• Extracted records:
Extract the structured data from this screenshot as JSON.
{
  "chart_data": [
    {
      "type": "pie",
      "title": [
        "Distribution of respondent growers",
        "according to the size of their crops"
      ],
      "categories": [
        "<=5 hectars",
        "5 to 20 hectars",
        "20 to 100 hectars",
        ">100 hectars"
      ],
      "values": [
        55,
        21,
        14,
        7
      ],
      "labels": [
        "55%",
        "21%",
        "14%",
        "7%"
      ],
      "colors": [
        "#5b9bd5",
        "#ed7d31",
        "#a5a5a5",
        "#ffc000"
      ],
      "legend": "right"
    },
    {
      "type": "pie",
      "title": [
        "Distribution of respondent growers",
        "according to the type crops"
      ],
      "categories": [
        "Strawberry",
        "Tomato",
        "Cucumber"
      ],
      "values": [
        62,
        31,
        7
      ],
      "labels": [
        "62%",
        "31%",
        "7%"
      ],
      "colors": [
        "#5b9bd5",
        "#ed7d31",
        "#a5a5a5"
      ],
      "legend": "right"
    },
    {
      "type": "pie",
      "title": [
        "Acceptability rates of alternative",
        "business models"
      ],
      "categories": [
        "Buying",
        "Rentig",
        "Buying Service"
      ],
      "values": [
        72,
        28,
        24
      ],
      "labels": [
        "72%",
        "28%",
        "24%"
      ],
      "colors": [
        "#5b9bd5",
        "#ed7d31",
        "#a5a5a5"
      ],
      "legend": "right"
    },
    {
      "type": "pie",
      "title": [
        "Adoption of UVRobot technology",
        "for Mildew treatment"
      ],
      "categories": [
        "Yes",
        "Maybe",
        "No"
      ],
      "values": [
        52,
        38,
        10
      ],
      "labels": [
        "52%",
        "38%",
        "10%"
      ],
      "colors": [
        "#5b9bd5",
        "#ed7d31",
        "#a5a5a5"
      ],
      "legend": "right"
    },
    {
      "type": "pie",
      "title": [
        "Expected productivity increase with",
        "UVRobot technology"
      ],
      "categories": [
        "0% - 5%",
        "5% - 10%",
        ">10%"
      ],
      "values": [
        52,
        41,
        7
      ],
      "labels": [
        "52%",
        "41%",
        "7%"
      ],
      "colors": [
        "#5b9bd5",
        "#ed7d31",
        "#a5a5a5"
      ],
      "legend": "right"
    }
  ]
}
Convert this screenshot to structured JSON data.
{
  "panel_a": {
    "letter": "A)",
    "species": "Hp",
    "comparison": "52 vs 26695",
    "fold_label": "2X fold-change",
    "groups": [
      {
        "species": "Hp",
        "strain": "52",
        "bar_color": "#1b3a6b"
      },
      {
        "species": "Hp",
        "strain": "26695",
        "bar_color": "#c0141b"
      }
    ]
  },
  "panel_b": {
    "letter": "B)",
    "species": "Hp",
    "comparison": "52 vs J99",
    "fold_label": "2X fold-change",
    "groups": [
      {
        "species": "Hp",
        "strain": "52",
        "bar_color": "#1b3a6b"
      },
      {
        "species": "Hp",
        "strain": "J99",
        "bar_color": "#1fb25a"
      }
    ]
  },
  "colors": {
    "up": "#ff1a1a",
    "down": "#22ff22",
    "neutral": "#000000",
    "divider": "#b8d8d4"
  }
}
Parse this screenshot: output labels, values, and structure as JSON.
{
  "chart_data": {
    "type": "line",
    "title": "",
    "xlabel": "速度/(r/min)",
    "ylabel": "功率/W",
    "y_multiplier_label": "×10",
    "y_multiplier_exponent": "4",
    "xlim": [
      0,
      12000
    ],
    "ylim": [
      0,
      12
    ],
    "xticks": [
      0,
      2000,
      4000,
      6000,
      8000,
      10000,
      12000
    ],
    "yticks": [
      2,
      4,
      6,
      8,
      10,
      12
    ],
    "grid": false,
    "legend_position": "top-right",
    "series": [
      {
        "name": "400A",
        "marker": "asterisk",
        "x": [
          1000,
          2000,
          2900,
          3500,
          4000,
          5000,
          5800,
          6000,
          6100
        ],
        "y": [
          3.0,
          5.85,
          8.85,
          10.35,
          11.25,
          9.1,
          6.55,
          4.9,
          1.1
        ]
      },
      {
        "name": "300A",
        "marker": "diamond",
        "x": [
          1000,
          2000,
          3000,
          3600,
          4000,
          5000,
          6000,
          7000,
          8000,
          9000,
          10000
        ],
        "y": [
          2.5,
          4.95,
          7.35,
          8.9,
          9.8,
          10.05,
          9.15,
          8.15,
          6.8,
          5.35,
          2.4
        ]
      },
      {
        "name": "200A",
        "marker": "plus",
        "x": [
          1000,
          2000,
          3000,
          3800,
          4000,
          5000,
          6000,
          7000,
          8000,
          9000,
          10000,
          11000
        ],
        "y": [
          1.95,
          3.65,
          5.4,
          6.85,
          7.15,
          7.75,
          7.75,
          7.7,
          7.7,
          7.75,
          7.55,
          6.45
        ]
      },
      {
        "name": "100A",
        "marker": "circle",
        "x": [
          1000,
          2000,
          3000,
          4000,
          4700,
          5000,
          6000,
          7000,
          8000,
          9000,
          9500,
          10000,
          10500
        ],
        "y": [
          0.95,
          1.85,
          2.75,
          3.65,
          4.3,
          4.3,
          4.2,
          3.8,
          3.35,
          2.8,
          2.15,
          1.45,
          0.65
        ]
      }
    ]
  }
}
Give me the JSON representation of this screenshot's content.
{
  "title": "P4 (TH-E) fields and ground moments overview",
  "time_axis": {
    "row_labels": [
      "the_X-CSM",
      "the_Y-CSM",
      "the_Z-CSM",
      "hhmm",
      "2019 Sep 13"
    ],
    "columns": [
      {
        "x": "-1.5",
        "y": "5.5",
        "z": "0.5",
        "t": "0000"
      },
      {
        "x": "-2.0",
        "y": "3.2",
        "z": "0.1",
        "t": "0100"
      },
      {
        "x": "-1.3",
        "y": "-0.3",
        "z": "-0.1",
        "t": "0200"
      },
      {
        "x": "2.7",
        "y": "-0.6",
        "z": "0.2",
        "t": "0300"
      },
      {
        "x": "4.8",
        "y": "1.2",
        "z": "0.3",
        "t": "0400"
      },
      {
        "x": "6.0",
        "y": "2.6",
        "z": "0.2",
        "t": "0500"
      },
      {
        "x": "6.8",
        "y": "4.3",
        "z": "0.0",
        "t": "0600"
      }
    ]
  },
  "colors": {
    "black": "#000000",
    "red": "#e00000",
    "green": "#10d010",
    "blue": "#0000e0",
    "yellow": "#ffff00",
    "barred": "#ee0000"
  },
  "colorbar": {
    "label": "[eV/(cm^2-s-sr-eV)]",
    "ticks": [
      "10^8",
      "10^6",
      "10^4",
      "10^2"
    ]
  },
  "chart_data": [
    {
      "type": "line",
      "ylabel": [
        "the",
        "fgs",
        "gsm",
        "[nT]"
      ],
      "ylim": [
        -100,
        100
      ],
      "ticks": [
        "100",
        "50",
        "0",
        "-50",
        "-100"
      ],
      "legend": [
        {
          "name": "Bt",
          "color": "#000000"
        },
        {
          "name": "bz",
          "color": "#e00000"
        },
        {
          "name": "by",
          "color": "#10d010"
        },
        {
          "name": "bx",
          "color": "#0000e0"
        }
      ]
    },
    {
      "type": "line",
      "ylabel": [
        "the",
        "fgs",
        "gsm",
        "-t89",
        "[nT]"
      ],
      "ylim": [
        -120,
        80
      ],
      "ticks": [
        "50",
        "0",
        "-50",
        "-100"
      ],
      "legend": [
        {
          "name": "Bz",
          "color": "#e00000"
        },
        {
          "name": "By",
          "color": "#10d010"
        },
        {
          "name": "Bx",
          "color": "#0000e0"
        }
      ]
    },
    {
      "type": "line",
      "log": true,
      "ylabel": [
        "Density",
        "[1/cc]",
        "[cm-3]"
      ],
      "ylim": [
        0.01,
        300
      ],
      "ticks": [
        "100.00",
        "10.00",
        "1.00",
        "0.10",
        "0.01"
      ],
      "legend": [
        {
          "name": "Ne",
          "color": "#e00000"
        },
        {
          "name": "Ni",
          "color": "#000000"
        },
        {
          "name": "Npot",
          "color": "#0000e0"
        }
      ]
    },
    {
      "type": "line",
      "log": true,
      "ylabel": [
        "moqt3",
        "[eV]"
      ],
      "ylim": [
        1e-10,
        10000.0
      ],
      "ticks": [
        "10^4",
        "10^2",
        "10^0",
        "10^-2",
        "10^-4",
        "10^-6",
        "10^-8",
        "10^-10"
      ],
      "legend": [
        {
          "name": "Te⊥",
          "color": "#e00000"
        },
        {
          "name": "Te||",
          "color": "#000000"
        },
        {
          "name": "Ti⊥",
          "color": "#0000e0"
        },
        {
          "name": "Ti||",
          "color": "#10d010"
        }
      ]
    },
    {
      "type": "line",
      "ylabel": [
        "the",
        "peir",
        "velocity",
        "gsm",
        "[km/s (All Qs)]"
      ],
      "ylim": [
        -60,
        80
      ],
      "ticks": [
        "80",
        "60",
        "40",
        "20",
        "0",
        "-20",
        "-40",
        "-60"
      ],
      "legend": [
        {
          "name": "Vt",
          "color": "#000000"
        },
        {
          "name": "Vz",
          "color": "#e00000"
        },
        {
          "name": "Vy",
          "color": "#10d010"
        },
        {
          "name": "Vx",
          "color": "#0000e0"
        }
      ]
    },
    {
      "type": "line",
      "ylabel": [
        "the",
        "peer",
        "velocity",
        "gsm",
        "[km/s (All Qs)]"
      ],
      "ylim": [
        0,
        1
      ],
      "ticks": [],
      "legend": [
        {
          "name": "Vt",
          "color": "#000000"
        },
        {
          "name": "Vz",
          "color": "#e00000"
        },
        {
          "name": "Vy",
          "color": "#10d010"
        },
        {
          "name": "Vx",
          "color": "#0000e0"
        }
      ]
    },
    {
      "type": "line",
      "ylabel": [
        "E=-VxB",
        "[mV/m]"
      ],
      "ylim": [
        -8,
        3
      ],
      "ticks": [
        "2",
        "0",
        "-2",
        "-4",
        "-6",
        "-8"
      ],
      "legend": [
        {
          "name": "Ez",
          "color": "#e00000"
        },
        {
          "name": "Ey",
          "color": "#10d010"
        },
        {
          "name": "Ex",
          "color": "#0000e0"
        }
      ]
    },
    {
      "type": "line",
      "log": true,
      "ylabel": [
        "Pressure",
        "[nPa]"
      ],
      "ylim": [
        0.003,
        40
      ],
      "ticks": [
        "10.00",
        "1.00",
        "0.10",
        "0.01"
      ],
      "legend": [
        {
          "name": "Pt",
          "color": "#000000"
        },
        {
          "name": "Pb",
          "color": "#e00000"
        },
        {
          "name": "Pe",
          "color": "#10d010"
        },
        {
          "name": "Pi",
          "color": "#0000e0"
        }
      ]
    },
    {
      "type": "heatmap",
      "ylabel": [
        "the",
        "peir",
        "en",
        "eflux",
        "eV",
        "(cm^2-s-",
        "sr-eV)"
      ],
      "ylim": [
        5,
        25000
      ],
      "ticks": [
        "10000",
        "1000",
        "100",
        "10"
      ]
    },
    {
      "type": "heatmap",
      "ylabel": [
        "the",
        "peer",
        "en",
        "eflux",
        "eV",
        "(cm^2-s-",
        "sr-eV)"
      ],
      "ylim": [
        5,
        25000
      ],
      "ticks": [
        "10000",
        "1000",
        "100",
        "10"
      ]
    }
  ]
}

• The exercise: Where a line of the entries contains the word "UVRobot", copy that line.

• The reply:
        "Adoption of UVRobot technology",
        "UVRobot technology"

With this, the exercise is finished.